## Exercise inputs

____________

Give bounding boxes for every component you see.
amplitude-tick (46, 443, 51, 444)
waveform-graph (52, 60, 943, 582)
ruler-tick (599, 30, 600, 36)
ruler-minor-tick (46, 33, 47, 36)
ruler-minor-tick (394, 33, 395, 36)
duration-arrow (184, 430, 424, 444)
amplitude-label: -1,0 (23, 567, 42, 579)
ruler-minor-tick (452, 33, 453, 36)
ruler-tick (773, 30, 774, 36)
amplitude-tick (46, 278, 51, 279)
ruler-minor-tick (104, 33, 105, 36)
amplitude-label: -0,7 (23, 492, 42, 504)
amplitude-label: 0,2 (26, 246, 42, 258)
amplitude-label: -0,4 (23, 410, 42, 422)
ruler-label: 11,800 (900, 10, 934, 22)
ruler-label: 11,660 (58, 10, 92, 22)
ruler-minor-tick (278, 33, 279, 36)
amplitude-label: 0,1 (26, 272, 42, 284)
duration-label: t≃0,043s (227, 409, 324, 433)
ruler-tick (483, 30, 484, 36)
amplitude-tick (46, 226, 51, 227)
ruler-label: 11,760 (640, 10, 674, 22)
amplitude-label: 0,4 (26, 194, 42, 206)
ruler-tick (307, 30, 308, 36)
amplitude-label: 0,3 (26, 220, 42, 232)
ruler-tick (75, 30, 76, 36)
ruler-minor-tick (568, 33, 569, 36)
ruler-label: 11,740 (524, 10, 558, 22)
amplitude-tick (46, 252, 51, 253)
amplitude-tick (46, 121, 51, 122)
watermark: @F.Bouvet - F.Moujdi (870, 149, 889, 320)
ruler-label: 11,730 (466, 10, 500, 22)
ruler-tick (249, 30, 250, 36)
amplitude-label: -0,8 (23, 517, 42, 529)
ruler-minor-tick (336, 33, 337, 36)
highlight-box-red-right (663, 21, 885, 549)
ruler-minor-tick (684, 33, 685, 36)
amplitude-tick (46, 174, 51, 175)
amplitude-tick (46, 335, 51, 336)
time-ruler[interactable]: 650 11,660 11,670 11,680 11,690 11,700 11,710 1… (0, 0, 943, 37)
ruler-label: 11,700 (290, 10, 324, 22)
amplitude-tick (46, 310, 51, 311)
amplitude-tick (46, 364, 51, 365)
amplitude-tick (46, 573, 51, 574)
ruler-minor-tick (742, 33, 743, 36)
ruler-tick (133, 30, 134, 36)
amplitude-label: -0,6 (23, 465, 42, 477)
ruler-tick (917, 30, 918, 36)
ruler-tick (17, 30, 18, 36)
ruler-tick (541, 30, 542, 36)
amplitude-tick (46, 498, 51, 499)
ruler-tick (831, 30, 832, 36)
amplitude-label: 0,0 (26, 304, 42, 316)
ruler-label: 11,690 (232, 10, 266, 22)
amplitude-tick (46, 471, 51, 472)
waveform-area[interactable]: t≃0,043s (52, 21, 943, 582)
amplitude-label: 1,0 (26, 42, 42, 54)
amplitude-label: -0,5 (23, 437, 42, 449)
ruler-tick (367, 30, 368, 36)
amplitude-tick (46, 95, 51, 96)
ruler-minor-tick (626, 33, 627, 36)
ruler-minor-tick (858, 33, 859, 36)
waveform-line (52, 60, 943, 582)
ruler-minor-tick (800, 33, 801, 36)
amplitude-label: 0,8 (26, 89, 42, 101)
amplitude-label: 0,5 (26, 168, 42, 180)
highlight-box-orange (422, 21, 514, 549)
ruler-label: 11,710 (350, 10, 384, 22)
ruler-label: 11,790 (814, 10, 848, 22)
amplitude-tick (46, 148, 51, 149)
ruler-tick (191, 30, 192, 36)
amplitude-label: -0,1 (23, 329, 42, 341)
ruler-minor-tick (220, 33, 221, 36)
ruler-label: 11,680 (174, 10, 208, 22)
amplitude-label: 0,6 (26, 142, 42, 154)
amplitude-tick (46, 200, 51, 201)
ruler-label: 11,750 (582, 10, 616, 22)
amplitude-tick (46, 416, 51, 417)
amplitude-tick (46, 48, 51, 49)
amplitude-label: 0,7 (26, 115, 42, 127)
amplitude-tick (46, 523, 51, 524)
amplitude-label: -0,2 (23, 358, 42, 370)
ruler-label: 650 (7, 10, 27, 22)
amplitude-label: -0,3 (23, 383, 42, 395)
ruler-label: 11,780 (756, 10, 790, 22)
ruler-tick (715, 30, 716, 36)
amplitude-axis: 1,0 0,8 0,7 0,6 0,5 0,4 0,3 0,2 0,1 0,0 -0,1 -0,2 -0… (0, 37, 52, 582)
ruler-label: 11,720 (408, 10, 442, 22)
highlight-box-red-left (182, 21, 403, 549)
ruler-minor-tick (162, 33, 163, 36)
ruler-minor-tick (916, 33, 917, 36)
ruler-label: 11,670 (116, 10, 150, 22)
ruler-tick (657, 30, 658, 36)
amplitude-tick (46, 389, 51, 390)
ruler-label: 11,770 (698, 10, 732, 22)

____________

## Required task
Convert every line of the records above into a JSON list of strings, with one string per line and no blank lines.

## Exercise answer
[
  "Give bounding boxes for every component you see.",
  "amplitude-tick (46, 443, 51, 444)",
  "waveform-graph (52, 60, 943, 582)",
  "ruler-tick (599, 30, 600, 36)",
  "ruler-minor-tick (46, 33, 47, 36)",
  "ruler-minor-tick (394, 33, 395, 36)",
  "duration-arrow (184, 430, 424, 444)",
  "amplitude-label: -1,0 (23, 567, 42, 579)",
  "ruler-minor-tick (452, 33, 453, 36)",
  "ruler-tick (773, 30, 774, 36)",
  "amplitude-tick (46, 278, 51, 279)",
  "ruler-minor-tick (104, 33, 105, 36)",
  "amplitude-label: -0,7 (23, 492, 42, 504)",
  "amplitude-label: 0,2 (26, 246, 42, 258)",
  "amplitude-label: -0,4 (23, 410, 42, 422)",
  "ruler-label: 11,800 (900, 10, 934, 22)",
  "ruler-label: 11,660 (58, 10, 92, 22)",
  "ruler-minor-tick (278, 33, 279, 36)",
  "amplitude-label: 0,1 (26, 272, 42, 284)",
  "duration-label: t≃0,043s (227, 409, 324, 433)",
  "ruler-tick (483, 30, 484, 36)",
  "amplitude-tick (46, 226, 51, 227)",
  "ruler-label: 11,760 (640, 10, 674, 22)",
  "amplitude-label: 0,4 (26, 194, 42, 206)",
  "ruler-tick (307, 30, 308, 36)",
  "amplitude-label: 0,3 (26, 220, 42, 232)",
  "ruler-tick (75, 30, 76, 36)",
  "ruler-minor-tick (568, 33, 569, 36)",
  "ruler-label: 11,740 (524, 10, 558, 22)",
  "amplitude-tick (46, 252, 51, 253)",
  "amplitude-tick (46, 121, 51, 122)",
  "watermark: @F.Bouvet - F.Moujdi (870, 149, 889, 320)",
  "ruler-label: 11,730 (466, 10, 500, 22)",
  "ruler-tick (249, 30, 250, 36)",
  "amplitude-label: -0,8 (23, 517, 42, 529)",
  "ruler-minor-tick (336, 33, 337, 36)",
  "highlight-box-red-right (663, 21, 885, 549)",
  "ruler-minor-tick (684, 33, 685, 36)",
  "amplitude-tick (46, 174, 51, 175)",
  "amplitude-tick (46, 335, 51, 336)",
  "time-ruler[interactable]: 650 11,660 11,670 11,680 11,690 11,700 11,710 1… (0, 0, 943, 37)",
  "ruler-label: 11,700 (290, 10, 324, 22)",
  "amplitude-tick (46, 310, 51, 311)",
  "amplitude-tick (46, 364, 51, 365)",
  "amplitude-tick (46, 573, 51, 574)",
  "ruler-minor-tick (742, 33, 743, 36)",
  "ruler-tick (133, 30, 134, 36)",
  "amplitude-label: -0,6 (23, 465, 42, 477)",
  "ruler-tick (917, 30, 918, 36)",
  "ruler-tick (17, 30, 18, 36)",
  "ruler-tick (541, 30, 542, 36)",
  "amplitude-tick (46, 498, 51, 499)",
  "ruler-tick (831, 30, 832, 36)",
  "amplitude-label: 0,0 (26, 304, 42, 316)",
  "ruler-label: 11,690 (232, 10, 266, 22)",
  "amplitude-tick (46, 471, 51, 472)",
  "waveform-area[interactable]: t≃0,043s (52, 21, 943, 582)",
  "amplitude-label: 1,0 (26, 42, 42, 54)",
  "amplitude-label: -0,5 (23, 437, 42, 449)",
  "ruler-tick (367, 30, 368, 36)",
  "amplitude-tick (46, 95, 51, 96)",
  "ruler-minor-tick (626, 33, 627, 36)",
  "ruler-minor-tick (858, 33, 859, 36)",
  "waveform-line (52, 60, 943, 582)",
  "ruler-minor-tick (800, 33, 801, 36)",
  "amplitude-label: 0,8 (26, 89, 42, 101)",
  "amplitude-label: 0,5 (26, 168, 42, 180)",
  "highlight-box-orange (422, 21, 514, 549)",
  "ruler-label: 11,710 (350, 10, 384, 22)",
  "ruler-label: 11,790 (814, 10, 848, 22)",
  "amplitude-tick (46, 148, 51, 149)",
  "ruler-tick (191, 30, 192, 36)",
  "amplitude-label: -0,1 (23, 329, 42, 341)",
  "ruler-minor-tick (220, 33, 221, 36)",
  "ruler-label: 11,680 (174, 10, 208, 22)",
  "amplitude-label: 0,6 (26, 142, 42, 154)",
  "amplitude-tick (46, 200, 51, 201)",
  "ruler-label: 11,750 (582, 10, 616, 22)",
  "amplitude-tick (46, 416, 51, 417)",
  "amplitude-tick (46, 48, 51, 49)",
  "amplitude-label: 0,7 (26, 115, 42, 127)",
  "amplitude-tick (46, 523, 51, 524)",
  "amplitude-label: -0,2 (23, 358, 42, 370)",
  "ruler-label: 650 (7, 10, 27, 22)",
  "amplitude-label: -0,3 (23, 383, 42, 395)",
  "ruler-label: 11,780 (756, 10, 790, 22)",
  "ruler-tick (715, 30, 716, 36)",
  "amplitude-axis: 1,0 0,8 0,7 0,6 0,5 0,4 0,3 0,2 0,1 0,0 -0,1 -0,2 -0… (0, 37, 52, 582)",
  "ruler-label: 11,720 (408, 10, 442, 22)",
  "highlight-box-red-left (182, 21, 403, 549)",
  "ruler-minor-tick (162, 33, 163, 36)",
  "ruler-minor-tick (916, 33, 917, 36)",
  "ruler-label: 11,670 (116, 10, 150, 22)",
  "ruler-tick (657, 30, 658, 36)",
  "amplitude-tick (46, 389, 51, 390)",
  "ruler-label: 11,770 (698, 10, 732, 22)"
]